Count how many lines of the data below contain the string "bottom"; the reply should be that number alone.

[Figure record listings]
* Start *
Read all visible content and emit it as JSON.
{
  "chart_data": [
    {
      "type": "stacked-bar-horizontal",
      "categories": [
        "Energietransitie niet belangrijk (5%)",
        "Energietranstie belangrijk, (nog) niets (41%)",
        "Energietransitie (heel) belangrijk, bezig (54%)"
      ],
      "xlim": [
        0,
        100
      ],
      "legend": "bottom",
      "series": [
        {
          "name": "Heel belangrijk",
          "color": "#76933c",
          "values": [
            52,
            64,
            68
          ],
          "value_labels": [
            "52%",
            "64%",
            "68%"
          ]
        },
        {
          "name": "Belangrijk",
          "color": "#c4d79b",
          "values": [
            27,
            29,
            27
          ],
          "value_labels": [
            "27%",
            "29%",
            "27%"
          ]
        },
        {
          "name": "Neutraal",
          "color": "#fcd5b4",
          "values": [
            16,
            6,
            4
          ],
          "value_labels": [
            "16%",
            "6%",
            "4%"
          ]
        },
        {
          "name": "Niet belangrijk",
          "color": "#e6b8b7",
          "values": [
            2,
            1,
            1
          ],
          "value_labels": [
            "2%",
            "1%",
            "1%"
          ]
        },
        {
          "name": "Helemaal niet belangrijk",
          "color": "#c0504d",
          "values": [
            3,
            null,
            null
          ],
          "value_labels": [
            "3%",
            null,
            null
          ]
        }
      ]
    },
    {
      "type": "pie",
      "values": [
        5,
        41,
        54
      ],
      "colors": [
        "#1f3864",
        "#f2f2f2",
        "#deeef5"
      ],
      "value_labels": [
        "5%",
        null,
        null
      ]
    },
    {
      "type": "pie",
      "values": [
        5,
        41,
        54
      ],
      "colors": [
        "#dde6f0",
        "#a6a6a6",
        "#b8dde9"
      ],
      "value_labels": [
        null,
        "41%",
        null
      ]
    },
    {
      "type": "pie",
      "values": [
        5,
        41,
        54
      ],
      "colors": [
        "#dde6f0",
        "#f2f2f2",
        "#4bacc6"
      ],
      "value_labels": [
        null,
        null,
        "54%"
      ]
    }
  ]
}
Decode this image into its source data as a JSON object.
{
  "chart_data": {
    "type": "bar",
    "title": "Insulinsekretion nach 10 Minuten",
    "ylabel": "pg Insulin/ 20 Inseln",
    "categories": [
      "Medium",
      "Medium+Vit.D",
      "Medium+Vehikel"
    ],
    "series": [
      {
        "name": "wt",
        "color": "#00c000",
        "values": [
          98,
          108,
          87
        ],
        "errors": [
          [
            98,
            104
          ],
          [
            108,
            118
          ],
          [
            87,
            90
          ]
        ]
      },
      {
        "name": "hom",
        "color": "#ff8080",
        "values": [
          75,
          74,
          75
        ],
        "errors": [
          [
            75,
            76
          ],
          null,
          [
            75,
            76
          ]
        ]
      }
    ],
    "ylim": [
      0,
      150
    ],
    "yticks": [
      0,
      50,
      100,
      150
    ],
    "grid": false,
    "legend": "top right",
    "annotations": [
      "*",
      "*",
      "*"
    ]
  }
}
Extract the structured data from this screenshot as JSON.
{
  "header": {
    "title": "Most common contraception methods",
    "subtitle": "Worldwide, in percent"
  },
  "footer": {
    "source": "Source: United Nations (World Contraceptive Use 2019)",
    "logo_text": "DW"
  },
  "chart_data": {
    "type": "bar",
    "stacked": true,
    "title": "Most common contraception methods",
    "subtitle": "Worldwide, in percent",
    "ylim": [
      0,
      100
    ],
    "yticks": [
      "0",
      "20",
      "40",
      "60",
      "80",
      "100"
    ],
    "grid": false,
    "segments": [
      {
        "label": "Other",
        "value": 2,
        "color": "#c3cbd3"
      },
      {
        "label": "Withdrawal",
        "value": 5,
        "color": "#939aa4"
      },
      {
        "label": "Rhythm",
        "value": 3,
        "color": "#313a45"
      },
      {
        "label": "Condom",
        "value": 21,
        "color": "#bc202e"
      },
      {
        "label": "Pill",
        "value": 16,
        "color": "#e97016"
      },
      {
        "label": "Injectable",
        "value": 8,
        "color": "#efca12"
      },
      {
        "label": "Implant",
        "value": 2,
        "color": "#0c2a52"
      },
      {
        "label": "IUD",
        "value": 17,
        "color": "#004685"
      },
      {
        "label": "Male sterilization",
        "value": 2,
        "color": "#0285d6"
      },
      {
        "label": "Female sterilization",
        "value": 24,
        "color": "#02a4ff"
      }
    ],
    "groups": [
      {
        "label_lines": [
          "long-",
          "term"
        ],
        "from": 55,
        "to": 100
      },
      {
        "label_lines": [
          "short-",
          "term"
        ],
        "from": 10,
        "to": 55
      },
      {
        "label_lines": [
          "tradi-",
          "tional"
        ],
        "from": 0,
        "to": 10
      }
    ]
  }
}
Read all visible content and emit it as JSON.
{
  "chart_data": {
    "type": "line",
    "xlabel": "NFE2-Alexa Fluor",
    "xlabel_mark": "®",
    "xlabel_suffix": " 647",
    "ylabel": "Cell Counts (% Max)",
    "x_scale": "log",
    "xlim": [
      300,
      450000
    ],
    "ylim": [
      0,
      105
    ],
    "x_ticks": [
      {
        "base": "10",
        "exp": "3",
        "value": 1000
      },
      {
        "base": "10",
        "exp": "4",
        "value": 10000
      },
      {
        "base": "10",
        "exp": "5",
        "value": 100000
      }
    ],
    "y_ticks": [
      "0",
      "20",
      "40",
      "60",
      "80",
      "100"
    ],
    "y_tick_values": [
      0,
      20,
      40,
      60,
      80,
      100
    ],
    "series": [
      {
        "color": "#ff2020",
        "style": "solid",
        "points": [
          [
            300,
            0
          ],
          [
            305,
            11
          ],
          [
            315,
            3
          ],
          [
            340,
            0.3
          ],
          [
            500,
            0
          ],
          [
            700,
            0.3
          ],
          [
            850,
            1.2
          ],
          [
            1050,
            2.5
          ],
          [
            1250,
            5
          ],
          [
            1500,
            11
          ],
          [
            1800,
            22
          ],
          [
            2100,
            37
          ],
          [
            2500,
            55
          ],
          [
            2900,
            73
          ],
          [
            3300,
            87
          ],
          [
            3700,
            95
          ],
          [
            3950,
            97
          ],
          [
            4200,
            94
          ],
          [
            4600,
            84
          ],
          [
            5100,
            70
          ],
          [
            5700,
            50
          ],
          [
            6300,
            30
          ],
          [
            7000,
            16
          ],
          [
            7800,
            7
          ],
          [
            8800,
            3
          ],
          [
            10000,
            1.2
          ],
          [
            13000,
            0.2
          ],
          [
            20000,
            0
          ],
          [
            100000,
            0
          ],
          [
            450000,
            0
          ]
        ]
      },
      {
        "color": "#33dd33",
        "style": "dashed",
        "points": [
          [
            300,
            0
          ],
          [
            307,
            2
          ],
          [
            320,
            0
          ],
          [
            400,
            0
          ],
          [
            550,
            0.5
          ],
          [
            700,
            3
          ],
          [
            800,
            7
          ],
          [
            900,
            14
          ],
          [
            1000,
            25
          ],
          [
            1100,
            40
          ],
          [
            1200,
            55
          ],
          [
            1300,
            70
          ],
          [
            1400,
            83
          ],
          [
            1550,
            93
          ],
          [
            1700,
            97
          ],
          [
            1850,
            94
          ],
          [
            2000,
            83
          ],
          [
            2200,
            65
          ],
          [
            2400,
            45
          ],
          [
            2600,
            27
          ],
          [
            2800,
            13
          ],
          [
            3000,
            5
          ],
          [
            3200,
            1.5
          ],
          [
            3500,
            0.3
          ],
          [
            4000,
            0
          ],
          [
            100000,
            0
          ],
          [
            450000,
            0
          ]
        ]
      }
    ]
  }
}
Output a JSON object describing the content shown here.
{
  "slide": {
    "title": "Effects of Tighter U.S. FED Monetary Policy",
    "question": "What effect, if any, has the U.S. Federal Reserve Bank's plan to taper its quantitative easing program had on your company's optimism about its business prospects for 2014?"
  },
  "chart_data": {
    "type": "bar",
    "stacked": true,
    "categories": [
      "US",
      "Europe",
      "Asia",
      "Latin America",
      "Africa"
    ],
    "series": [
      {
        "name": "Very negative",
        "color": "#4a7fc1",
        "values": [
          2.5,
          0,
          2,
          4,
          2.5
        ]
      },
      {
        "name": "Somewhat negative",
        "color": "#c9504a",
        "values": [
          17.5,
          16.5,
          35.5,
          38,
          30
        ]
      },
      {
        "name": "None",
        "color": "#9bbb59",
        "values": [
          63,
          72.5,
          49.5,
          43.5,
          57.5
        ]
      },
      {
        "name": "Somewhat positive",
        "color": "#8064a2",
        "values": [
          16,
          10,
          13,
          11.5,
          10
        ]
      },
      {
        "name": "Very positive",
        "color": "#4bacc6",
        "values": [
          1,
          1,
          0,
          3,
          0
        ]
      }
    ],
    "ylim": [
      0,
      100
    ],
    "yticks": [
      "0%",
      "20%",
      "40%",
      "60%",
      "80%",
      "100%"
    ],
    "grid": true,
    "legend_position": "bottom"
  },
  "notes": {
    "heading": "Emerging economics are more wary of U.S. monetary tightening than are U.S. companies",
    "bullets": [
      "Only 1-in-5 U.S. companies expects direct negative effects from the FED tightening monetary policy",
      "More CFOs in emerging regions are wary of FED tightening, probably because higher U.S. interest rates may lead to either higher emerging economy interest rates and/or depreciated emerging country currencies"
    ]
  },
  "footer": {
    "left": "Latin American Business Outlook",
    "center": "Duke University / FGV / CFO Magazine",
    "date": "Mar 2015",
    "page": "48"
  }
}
* End *
## FINAL RESULT:
2